Dataset entries
------------------------------

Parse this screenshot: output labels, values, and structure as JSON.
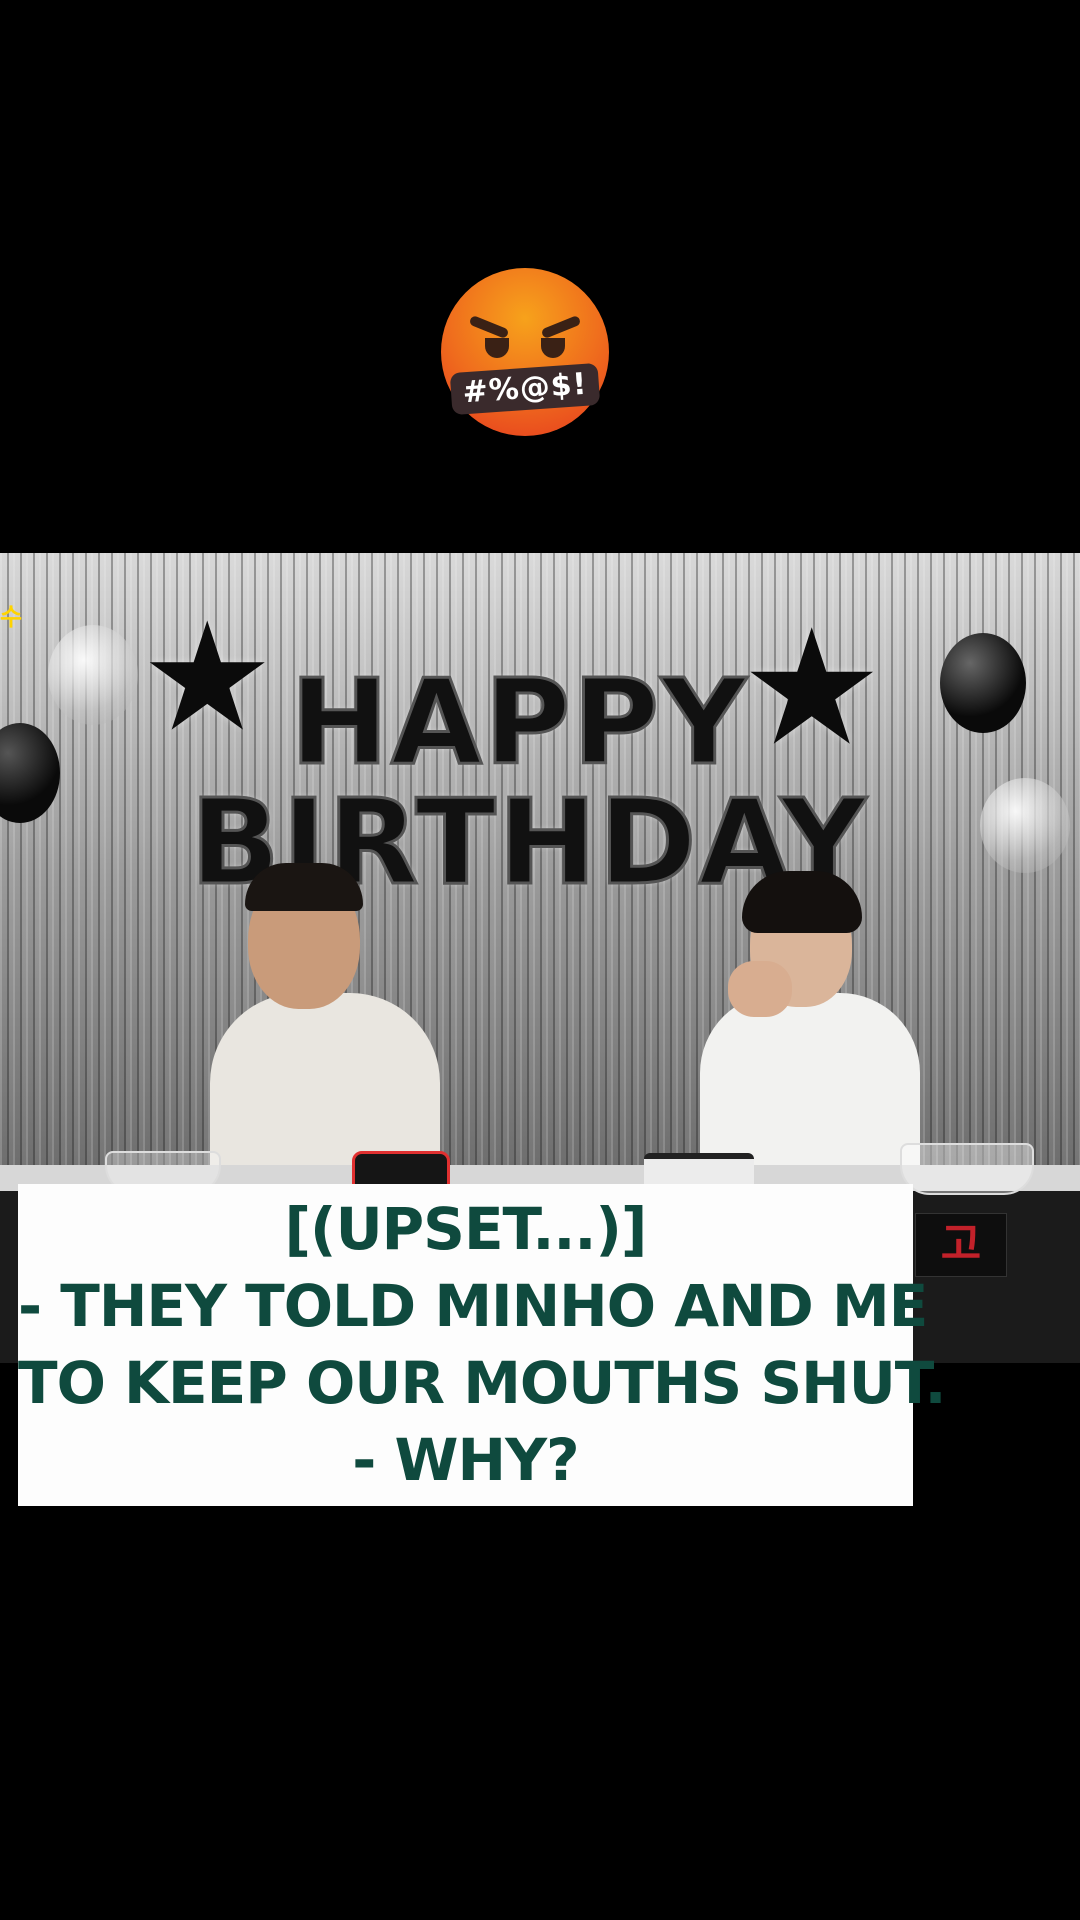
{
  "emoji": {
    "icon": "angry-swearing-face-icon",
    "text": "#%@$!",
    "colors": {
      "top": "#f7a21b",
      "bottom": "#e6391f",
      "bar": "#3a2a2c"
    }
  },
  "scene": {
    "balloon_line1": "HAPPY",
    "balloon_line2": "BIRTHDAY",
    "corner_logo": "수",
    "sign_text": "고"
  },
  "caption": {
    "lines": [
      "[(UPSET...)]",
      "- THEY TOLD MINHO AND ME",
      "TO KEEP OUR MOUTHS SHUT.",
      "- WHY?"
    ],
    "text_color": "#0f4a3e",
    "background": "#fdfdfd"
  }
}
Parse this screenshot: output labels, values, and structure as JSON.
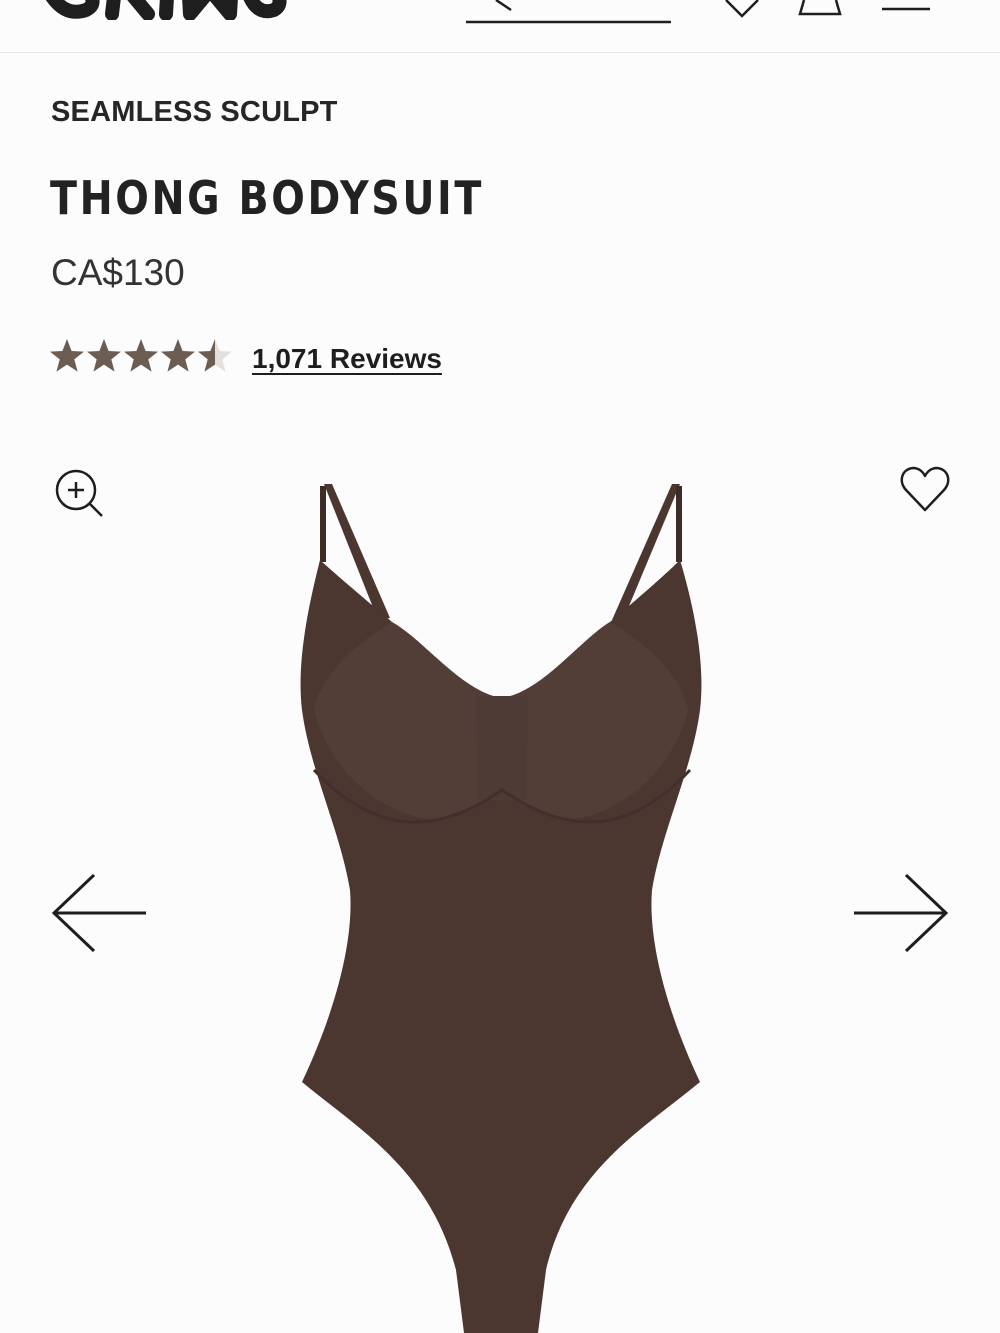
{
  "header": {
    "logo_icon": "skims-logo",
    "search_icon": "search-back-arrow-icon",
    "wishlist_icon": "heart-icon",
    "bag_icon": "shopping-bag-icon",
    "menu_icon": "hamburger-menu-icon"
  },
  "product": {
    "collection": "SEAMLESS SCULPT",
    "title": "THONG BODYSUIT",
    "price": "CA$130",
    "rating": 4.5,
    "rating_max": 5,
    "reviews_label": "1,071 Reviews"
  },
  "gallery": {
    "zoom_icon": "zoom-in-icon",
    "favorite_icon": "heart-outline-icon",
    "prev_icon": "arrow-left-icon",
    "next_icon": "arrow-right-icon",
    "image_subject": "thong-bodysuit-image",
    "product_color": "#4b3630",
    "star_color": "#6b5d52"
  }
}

------------------------------

Exclude the images, then output the data above word for word.

Parse this screenshot: output labels, values, and structure as JSON.
{
  "emoji": {
    "icon": "angry-swearing-face-icon",
    "text": "#%@$!",
    "colors": {
      "top": "#f7a21b",
      "bottom": "#e6391f",
      "bar": "#3a2a2c"
    }
  },
  "scene": {
    "balloon_line1": "HAPPY",
    "balloon_line2": "BIRTHDAY",
    "corner_logo": "수",
    "sign_text": "고"
  },
  "caption": {
    "lines": [
      "[(UPSET...)]",
      "- THEY TOLD MINHO AND ME",
      "TO KEEP OUR MOUTHS SHUT.",
      "- WHY?"
    ],
    "text_color": "#0f4a3e",
    "background": "#fdfdfd"
  }
}
Parse this screenshot: output labels, values, and structure as JSON.
{
  "header": {
    "logo_icon": "skims-logo",
    "search_icon": "search-back-arrow-icon",
    "wishlist_icon": "heart-icon",
    "bag_icon": "shopping-bag-icon",
    "menu_icon": "hamburger-menu-icon"
  },
  "product": {
    "collection": "SEAMLESS SCULPT",
    "title": "THONG BODYSUIT",
    "price": "CA$130",
    "rating": 4.5,
    "rating_max": 5,
    "reviews_label": "1,071 Reviews"
  },
  "gallery": {
    "zoom_icon": "zoom-in-icon",
    "favorite_icon": "heart-outline-icon",
    "prev_icon": "arrow-left-icon",
    "next_icon": "arrow-right-icon",
    "image_subject": "thong-bodysuit-image",
    "product_color": "#4b3630",
    "star_color": "#6b5d52"
  }
}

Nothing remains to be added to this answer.